◆ **Directions for this task**
Write out the material again word for word, dropping any images it holds.

--- BEGIN Entries supplied ---

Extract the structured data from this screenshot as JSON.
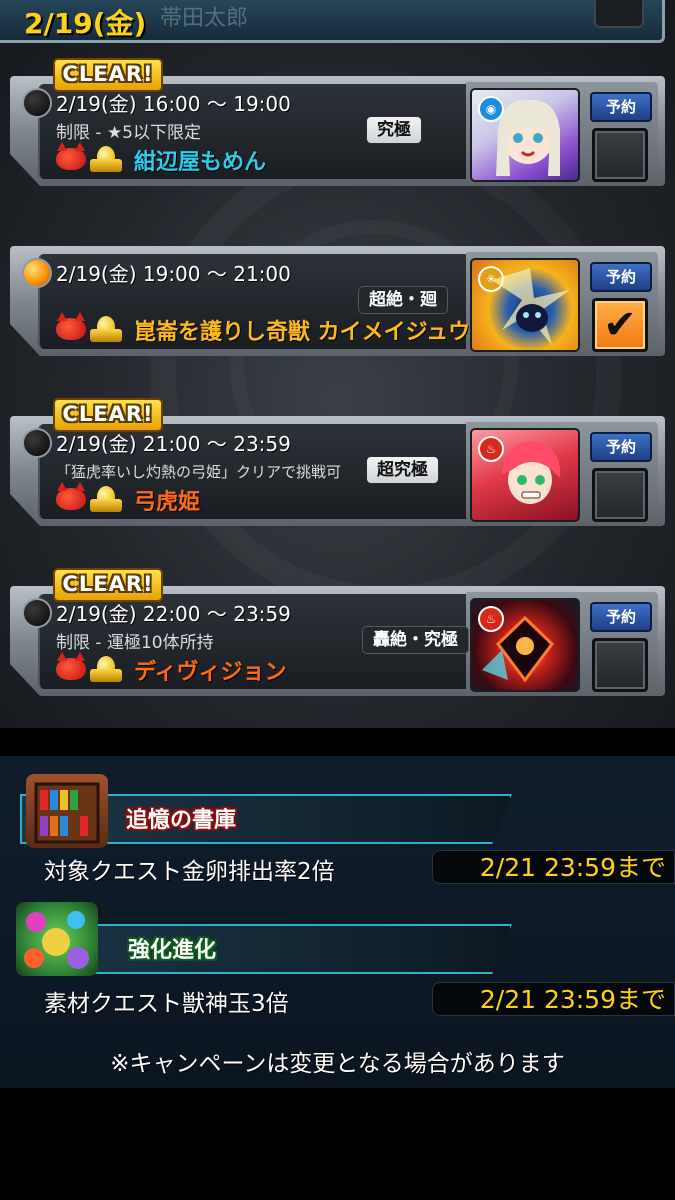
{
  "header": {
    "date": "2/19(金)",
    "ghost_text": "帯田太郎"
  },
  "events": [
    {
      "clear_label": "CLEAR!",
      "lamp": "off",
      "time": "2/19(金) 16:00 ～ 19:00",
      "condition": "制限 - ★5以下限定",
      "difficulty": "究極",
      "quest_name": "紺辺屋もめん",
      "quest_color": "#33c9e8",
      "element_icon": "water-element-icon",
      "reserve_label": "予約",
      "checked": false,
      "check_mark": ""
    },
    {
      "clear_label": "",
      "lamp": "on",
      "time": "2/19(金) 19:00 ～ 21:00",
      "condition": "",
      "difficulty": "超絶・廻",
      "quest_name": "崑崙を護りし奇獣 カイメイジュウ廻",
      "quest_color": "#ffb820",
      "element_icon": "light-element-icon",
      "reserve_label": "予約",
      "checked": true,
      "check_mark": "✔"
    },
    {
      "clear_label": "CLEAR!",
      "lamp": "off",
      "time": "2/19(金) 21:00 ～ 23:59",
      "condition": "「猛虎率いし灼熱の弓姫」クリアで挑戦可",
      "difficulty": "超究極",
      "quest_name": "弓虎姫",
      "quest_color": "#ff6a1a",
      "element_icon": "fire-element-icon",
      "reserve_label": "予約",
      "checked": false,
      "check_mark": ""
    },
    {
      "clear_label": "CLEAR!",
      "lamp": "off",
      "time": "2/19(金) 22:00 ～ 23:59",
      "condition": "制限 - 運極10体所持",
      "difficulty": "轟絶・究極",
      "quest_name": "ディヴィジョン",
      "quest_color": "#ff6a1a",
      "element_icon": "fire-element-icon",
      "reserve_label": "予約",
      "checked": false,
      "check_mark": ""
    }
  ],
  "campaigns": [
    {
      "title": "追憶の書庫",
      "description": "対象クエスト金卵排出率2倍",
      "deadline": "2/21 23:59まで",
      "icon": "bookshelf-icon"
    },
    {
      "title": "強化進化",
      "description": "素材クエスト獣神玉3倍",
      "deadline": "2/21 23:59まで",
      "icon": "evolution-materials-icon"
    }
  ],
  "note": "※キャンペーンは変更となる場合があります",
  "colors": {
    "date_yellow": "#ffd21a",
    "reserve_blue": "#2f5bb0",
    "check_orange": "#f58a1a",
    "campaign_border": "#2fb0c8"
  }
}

--- END Entries supplied ---

◆ **Final result**
Extract the structured data from this screenshot as JSON.
{
  "header": {
    "date": "2/19(金)",
    "ghost_text": "帯田太郎"
  },
  "events": [
    {
      "clear_label": "CLEAR!",
      "lamp": "off",
      "time": "2/19(金) 16:00 ～ 19:00",
      "condition": "制限 - ★5以下限定",
      "difficulty": "究極",
      "quest_name": "紺辺屋もめん",
      "quest_color": "#33c9e8",
      "element_icon": "water-element-icon",
      "reserve_label": "予約",
      "checked": false,
      "check_mark": ""
    },
    {
      "clear_label": "",
      "lamp": "on",
      "time": "2/19(金) 19:00 ～ 21:00",
      "condition": "",
      "difficulty": "超絶・廻",
      "quest_name": "崑崙を護りし奇獣 カイメイジュウ廻",
      "quest_color": "#ffb820",
      "element_icon": "light-element-icon",
      "reserve_label": "予約",
      "checked": true,
      "check_mark": "✔"
    },
    {
      "clear_label": "CLEAR!",
      "lamp": "off",
      "time": "2/19(金) 21:00 ～ 23:59",
      "condition": "「猛虎率いし灼熱の弓姫」クリアで挑戦可",
      "difficulty": "超究極",
      "quest_name": "弓虎姫",
      "quest_color": "#ff6a1a",
      "element_icon": "fire-element-icon",
      "reserve_label": "予約",
      "checked": false,
      "check_mark": ""
    },
    {
      "clear_label": "CLEAR!",
      "lamp": "off",
      "time": "2/19(金) 22:00 ～ 23:59",
      "condition": "制限 - 運極10体所持",
      "difficulty": "轟絶・究極",
      "quest_name": "ディヴィジョン",
      "quest_color": "#ff6a1a",
      "element_icon": "fire-element-icon",
      "reserve_label": "予約",
      "checked": false,
      "check_mark": ""
    }
  ],
  "campaigns": [
    {
      "title": "追憶の書庫",
      "description": "対象クエスト金卵排出率2倍",
      "deadline": "2/21 23:59まで",
      "icon": "bookshelf-icon"
    },
    {
      "title": "強化進化",
      "description": "素材クエスト獣神玉3倍",
      "deadline": "2/21 23:59まで",
      "icon": "evolution-materials-icon"
    }
  ],
  "note": "※キャンペーンは変更となる場合があります",
  "colors": {
    "date_yellow": "#ffd21a",
    "reserve_blue": "#2f5bb0",
    "check_orange": "#f58a1a",
    "campaign_border": "#2fb0c8"
  }
}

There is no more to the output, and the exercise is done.